DATA SHOWN
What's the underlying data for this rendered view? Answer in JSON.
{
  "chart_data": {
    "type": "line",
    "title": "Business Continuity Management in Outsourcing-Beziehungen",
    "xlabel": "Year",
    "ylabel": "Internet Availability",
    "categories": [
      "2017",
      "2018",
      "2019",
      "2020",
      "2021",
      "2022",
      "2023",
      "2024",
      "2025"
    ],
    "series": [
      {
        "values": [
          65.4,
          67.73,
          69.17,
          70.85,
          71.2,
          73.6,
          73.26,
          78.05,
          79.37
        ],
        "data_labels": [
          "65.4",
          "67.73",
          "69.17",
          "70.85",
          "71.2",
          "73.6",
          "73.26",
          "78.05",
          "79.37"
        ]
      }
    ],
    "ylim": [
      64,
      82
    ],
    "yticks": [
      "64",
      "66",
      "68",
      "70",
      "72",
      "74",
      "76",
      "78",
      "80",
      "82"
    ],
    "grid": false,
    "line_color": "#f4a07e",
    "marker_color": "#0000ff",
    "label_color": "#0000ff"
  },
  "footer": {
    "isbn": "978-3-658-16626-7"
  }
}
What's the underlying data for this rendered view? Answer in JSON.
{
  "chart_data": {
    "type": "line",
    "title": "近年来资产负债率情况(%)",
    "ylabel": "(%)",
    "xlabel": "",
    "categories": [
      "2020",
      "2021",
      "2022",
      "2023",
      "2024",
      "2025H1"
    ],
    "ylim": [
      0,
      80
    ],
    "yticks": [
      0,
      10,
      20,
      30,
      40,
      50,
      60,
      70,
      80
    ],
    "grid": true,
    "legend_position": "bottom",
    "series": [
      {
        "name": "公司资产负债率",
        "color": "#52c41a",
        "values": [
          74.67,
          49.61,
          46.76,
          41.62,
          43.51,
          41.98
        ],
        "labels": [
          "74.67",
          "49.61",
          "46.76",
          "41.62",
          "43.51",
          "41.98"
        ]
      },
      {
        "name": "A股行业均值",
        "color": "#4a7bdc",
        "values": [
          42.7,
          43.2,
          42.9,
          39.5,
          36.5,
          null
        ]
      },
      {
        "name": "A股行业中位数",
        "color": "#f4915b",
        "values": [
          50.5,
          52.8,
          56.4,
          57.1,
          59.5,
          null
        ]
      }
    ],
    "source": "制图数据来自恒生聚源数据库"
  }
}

WHAT THE TASK REQUIRES
Write the listing out again, exactly as shown above.

ANSWER TO THE PROBLEM
What's the underlying data for this rendered view? Answer in JSON.
{
  "chart_data": {
    "type": "line",
    "title": "Business Continuity Management in Outsourcing-Beziehungen",
    "xlabel": "Year",
    "ylabel": "Internet Availability",
    "categories": [
      "2017",
      "2018",
      "2019",
      "2020",
      "2021",
      "2022",
      "2023",
      "2024",
      "2025"
    ],
    "series": [
      {
        "values": [
          65.4,
          67.73,
          69.17,
          70.85,
          71.2,
          73.6,
          73.26,
          78.05,
          79.37
        ],
        "data_labels": [
          "65.4",
          "67.73",
          "69.17",
          "70.85",
          "71.2",
          "73.6",
          "73.26",
          "78.05",
          "79.37"
        ]
      }
    ],
    "ylim": [
      64,
      82
    ],
    "yticks": [
      "64",
      "66",
      "68",
      "70",
      "72",
      "74",
      "76",
      "78",
      "80",
      "82"
    ],
    "grid": false,
    "line_color": "#f4a07e",
    "marker_color": "#0000ff",
    "label_color": "#0000ff"
  },
  "footer": {
    "isbn": "978-3-658-16626-7"
  }
}
What's the underlying data for this rendered view? Answer in JSON.
{
  "chart_data": {
    "type": "line",
    "title": "近年来资产负债率情况(%)",
    "ylabel": "(%)",
    "xlabel": "",
    "categories": [
      "2020",
      "2021",
      "2022",
      "2023",
      "2024",
      "2025H1"
    ],
    "ylim": [
      0,
      80
    ],
    "yticks": [
      0,
      10,
      20,
      30,
      40,
      50,
      60,
      70,
      80
    ],
    "grid": true,
    "legend_position": "bottom",
    "series": [
      {
        "name": "公司资产负债率",
        "color": "#52c41a",
        "values": [
          74.67,
          49.61,
          46.76,
          41.62,
          43.51,
          41.98
        ],
        "labels": [
          "74.67",
          "49.61",
          "46.76",
          "41.62",
          "43.51",
          "41.98"
        ]
      },
      {
        "name": "A股行业均值",
        "color": "#4a7bdc",
        "values": [
          42.7,
          43.2,
          42.9,
          39.5,
          36.5,
          null
        ]
      },
      {
        "name": "A股行业中位数",
        "color": "#f4915b",
        "values": [
          50.5,
          52.8,
          56.4,
          57.1,
          59.5,
          null
        ]
      }
    ],
    "source": "制图数据来自恒生聚源数据库"
  }
}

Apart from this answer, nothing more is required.